The request: Pull every "Contrast" line out of the data below.

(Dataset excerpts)

┏━━

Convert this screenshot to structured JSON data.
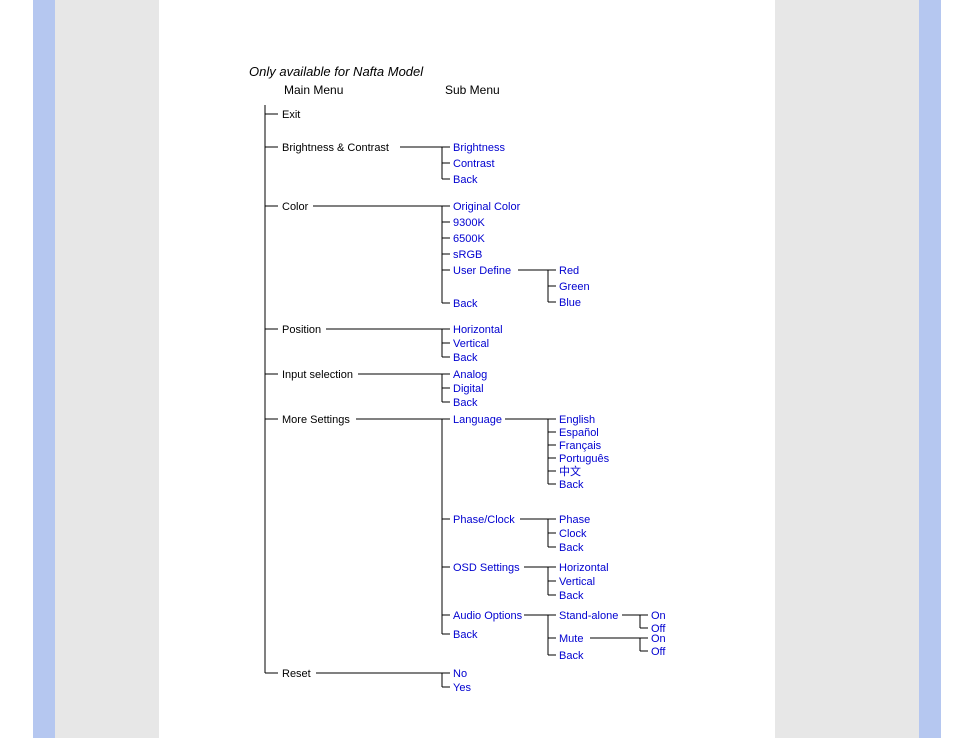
{
  "title": "Only available for Nafta Model",
  "headers": {
    "main": "Main Menu",
    "sub": "Sub Menu"
  },
  "menu": {
    "exit": "Exit",
    "bc": {
      "label": "Brightness & Contrast",
      "items": [
        "Brightness",
        "Contrast",
        "Back"
      ]
    },
    "color": {
      "label": "Color",
      "items": [
        "Original Color",
        "9300K",
        "6500K",
        "sRGB",
        "User Define",
        "Back"
      ],
      "userDefine": [
        "Red",
        "Green",
        "Blue"
      ]
    },
    "position": {
      "label": "Position",
      "items": [
        "Horizontal",
        "Vertical",
        "Back"
      ]
    },
    "input": {
      "label": "Input selection",
      "items": [
        "Analog",
        "Digital",
        "Back"
      ]
    },
    "more": {
      "label": "More Settings",
      "language": {
        "label": "Language",
        "items": [
          "English",
          "Español",
          "Français",
          "Português",
          "中文",
          "Back"
        ]
      },
      "phase": {
        "label": "Phase/Clock",
        "items": [
          "Phase",
          "Clock",
          "Back"
        ]
      },
      "osd": {
        "label": "OSD Settings",
        "items": [
          "Horizontal",
          "Vertical",
          "Back"
        ]
      },
      "audio": {
        "label": "Audio Options",
        "standalone": {
          "label": "Stand-alone",
          "items": [
            "On",
            "Off"
          ]
        },
        "mute": {
          "label": "Mute",
          "items": [
            "On",
            "Off"
          ]
        },
        "back": "Back"
      },
      "back": "Back"
    },
    "reset": {
      "label": "Reset",
      "items": [
        "No",
        "Yes"
      ]
    }
  }
}
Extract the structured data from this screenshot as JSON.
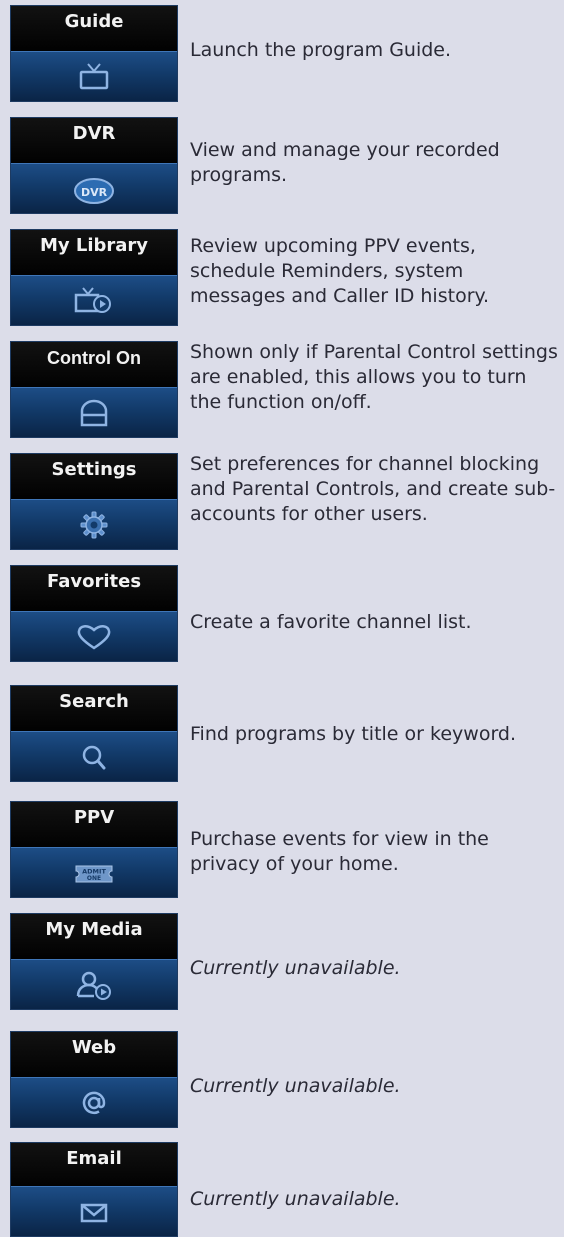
{
  "items": [
    {
      "label": "Guide",
      "icon": "tv-icon",
      "desc": "Launch the program Guide."
    },
    {
      "label": "DVR",
      "icon": "dvr-icon",
      "icon_text": "DVR",
      "desc": "View and manage your recorded programs."
    },
    {
      "label": "My Library",
      "icon": "library-icon",
      "desc": "Review upcoming PPV events, schedule Reminders, system messages and Caller ID history."
    },
    {
      "label": "Control On",
      "icon": "lock-icon",
      "desc": "Shown only if Parental Control settings are enabled, this allows you to turn the function on/off."
    },
    {
      "label": "Settings",
      "icon": "gear-icon",
      "desc": "Set preferences for channel blocking and Parental Controls, and create sub-accounts for other users."
    },
    {
      "label": "Favorites",
      "icon": "heart-icon",
      "desc": "Create a favorite channel list."
    },
    {
      "label": "Search",
      "icon": "search-icon",
      "desc": "Find programs by title or keyword."
    },
    {
      "label": "PPV",
      "icon": "ticket-icon",
      "icon_text_1": "ADMIT",
      "icon_text_2": "ONE",
      "desc": "Purchase events for view in the privacy of your home."
    },
    {
      "label": "My Media",
      "icon": "media-user-icon",
      "desc": "Currently unavailable."
    },
    {
      "label": "Web",
      "icon": "at-icon",
      "desc": "Currently unavailable."
    },
    {
      "label": "Email",
      "icon": "envelope-icon",
      "desc": "Currently unavailable."
    }
  ],
  "colors": {
    "page_bg": "#dcdde9",
    "tile_top": "#000000",
    "tile_blue": "#1d4d86",
    "icon": "#8fb4e3",
    "text": "#2a2a36"
  }
}
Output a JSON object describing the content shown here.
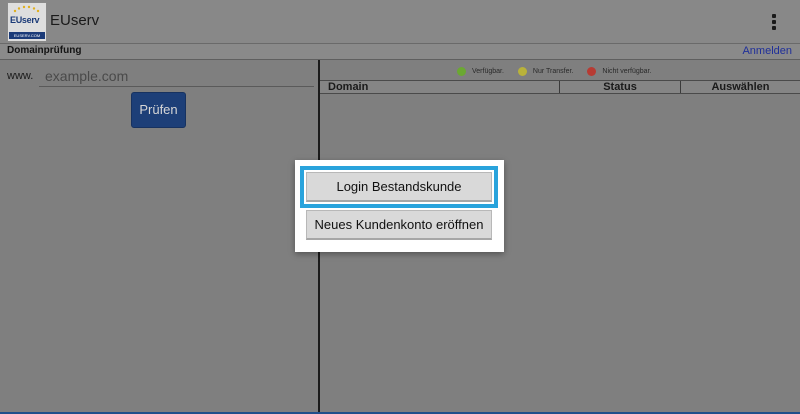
{
  "app": {
    "title": "EUserv",
    "logo_text": "EUserv",
    "logo_strip": "EUSERV.COM"
  },
  "section": {
    "title": "Domainprüfung",
    "login_link": "Anmelden"
  },
  "domain_check": {
    "prefix": "www.",
    "placeholder": "example.com",
    "value": "",
    "check_button": "Prüfen"
  },
  "legend": [
    {
      "label": "Verfügbar.",
      "color": "#6ba832"
    },
    {
      "label": "Nur Transfer.",
      "color": "#b9b23a"
    },
    {
      "label": "Nicht verfügbar.",
      "color": "#b73b33"
    }
  ],
  "table": {
    "columns": [
      "Domain",
      "Status",
      "Auswählen"
    ]
  },
  "dialog": {
    "login_button": "Login Bestandskunde",
    "new_account_button": "Neues Kundenkonto eröffnen"
  },
  "colors": {
    "accent_focus": "#29a3dc",
    "button_blue": "#1d3f78",
    "link_blue": "#1f2f9a"
  }
}
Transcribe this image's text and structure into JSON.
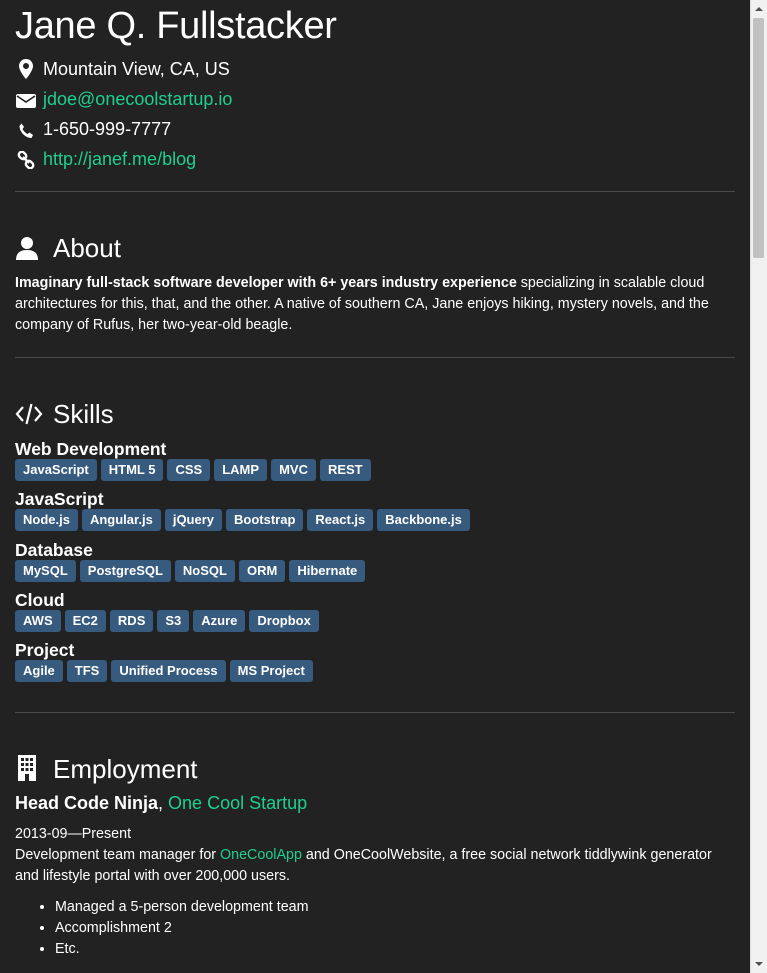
{
  "header": {
    "name": "Jane Q. Fullstacker",
    "location": "Mountain View, CA, US",
    "email": "jdoe@onecoolstartup.io",
    "phone": "1-650-999-7777",
    "website": "http://janef.me/blog",
    "icons": [
      "map-marker-icon",
      "envelope-icon",
      "phone-icon",
      "link-icon"
    ]
  },
  "about": {
    "title": "About",
    "icon": "user-icon",
    "summary_bold": "Imaginary full-stack software developer with 6+ years industry experience",
    "summary_rest": " specializing in scalable cloud architectures for this, that, and the other. A native of southern CA, Jane enjoys hiking, mystery novels, and the company of Rufus, her two-year-old beagle."
  },
  "skills": {
    "title": "Skills",
    "icon": "code-icon",
    "groups": [
      {
        "name": "Web Development",
        "keywords": [
          "JavaScript",
          "HTML 5",
          "CSS",
          "LAMP",
          "MVC",
          "REST"
        ]
      },
      {
        "name": "JavaScript",
        "keywords": [
          "Node.js",
          "Angular.js",
          "jQuery",
          "Bootstrap",
          "React.js",
          "Backbone.js"
        ]
      },
      {
        "name": "Database",
        "keywords": [
          "MySQL",
          "PostgreSQL",
          "NoSQL",
          "ORM",
          "Hibernate"
        ]
      },
      {
        "name": "Cloud",
        "keywords": [
          "AWS",
          "EC2",
          "RDS",
          "S3",
          "Azure",
          "Dropbox"
        ]
      },
      {
        "name": "Project",
        "keywords": [
          "Agile",
          "TFS",
          "Unified Process",
          "MS Project"
        ]
      }
    ]
  },
  "employment": {
    "title": "Employment",
    "icon": "building-icon",
    "jobs": [
      {
        "role": "Head Code Ninja",
        "separator": ", ",
        "company": "One Cool Startup",
        "dates": "2013-09—Present",
        "desc_before": "Development team manager for ",
        "desc_link": "OneCoolApp",
        "desc_after": " and OneCoolWebsite, a free social network tiddlywink generator and lifestyle portal with over 200,000 users.",
        "highlights": [
          "Managed a 5-person development team",
          "Accomplishment 2",
          "Etc."
        ]
      }
    ]
  },
  "colors": {
    "background": "#222222",
    "accent_link": "#1ed08e",
    "tag_background": "#375a7f",
    "text": "#ffffff"
  }
}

┗━━

Response to the exercise:
      "label": "Brightness & Contrast",
        "Contrast",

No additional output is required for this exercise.